• Exercise prompt
Single out the lines that include the word "sich". Copy them.

• Information shown
☆ ☆ ☆ ☆ ☆ ☆ ☆

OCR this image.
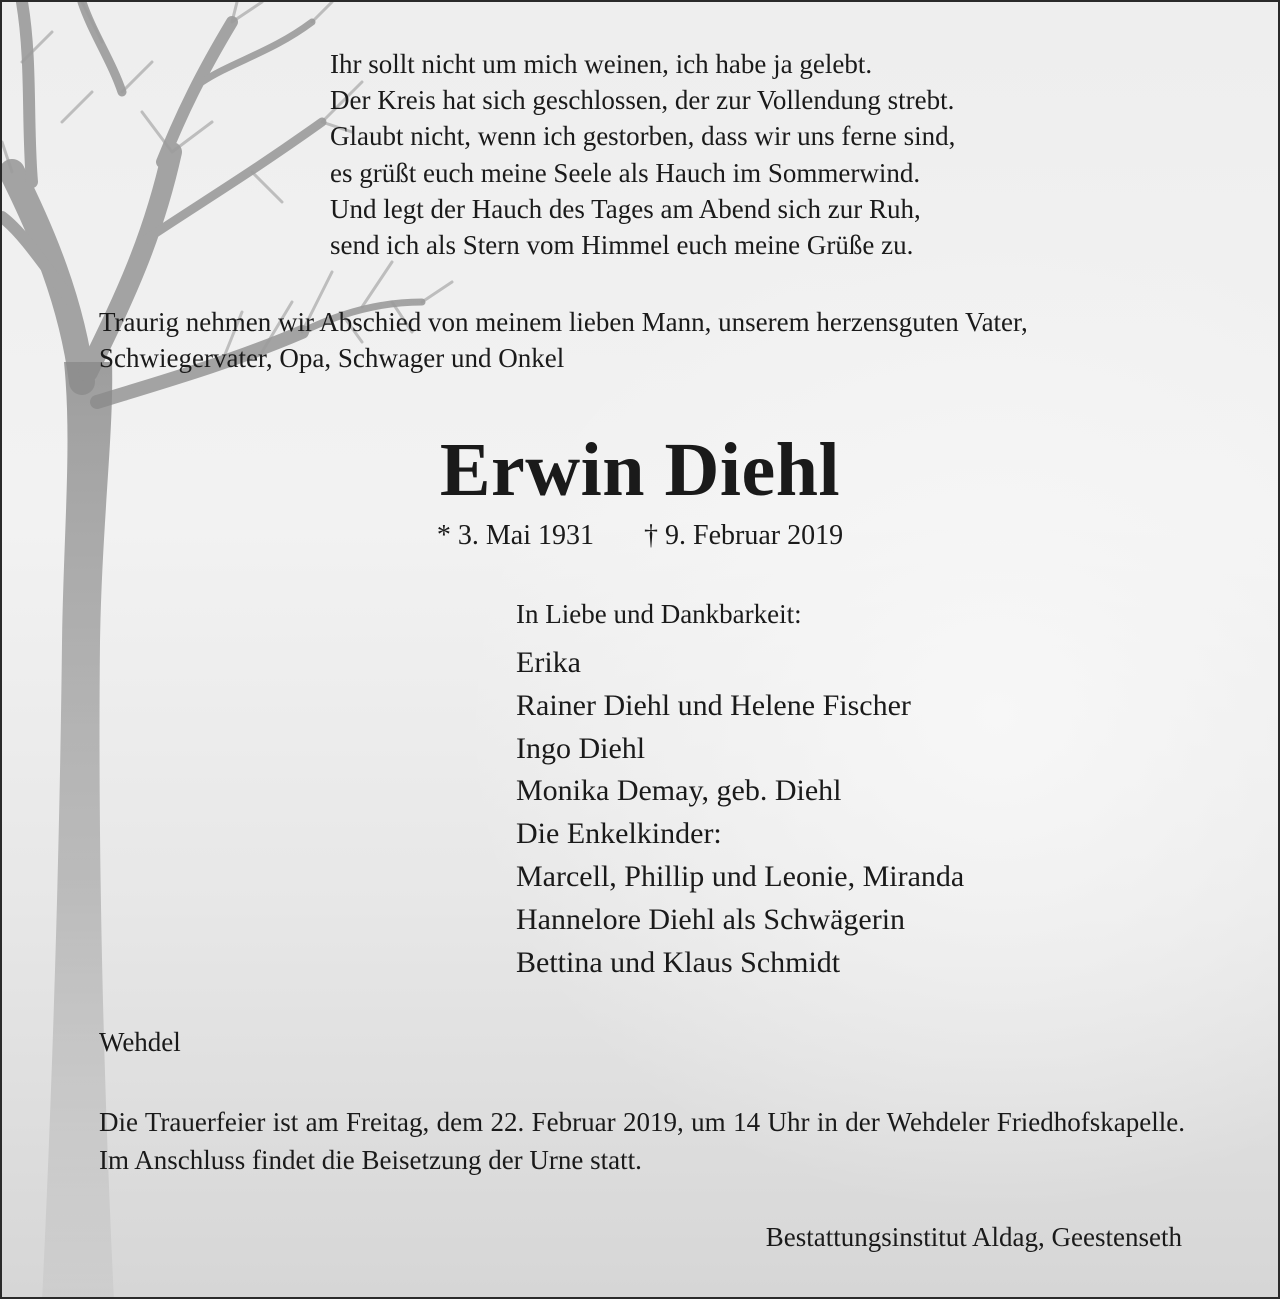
Ihr sollt nicht um mich weinen, ich habe ja gelebt.
Der Kreis hat sich geschlossen, der zur Vollendung strebt.
Glaubt nicht, wenn ich gestorben, dass wir uns ferne sind,
es grüßt euch meine Seele als Hauch im Sommerwind.
Und legt der Hauch des Tages am Abend sich zur Ruh,
send ich als Stern vom Himmel euch meine Grüße zu.

Traurig nehmen wir Abschied von meinem lieben Mann, unserem herzensguten Vater, Schwiegervater, Opa, Schwager und Onkel

Erwin Diehl
* 3. Mai 1931 † 9. Februar 2019

In Liebe und Dankbarkeit:

Erika
Rainer Diehl und Helene Fischer
Ingo Diehl
Monika Demay, geb. Diehl
Die Enkelkinder:
Marcell, Phillip und Leonie, Miranda
Hannelore Diehl als Schwägerin
Bettina und Klaus Schmidt

Wehdel

Die Trauerfeier ist am Freitag, dem 22. Februar 2019, um 14 Uhr in der Wehdeler Friedhofskapelle. Im Anschluss findet die Beisetzung der Urne statt.

Bestattungsinstitut Aldag, Geestenseth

☆ ☆ ☆ ☆ ☆ ☆ ☆

• Solution to the problem
Der Kreis hat sich geschlossen, der zur Vollendung strebt.
Und legt der Hauch des Tages am Abend sich zur Ruh,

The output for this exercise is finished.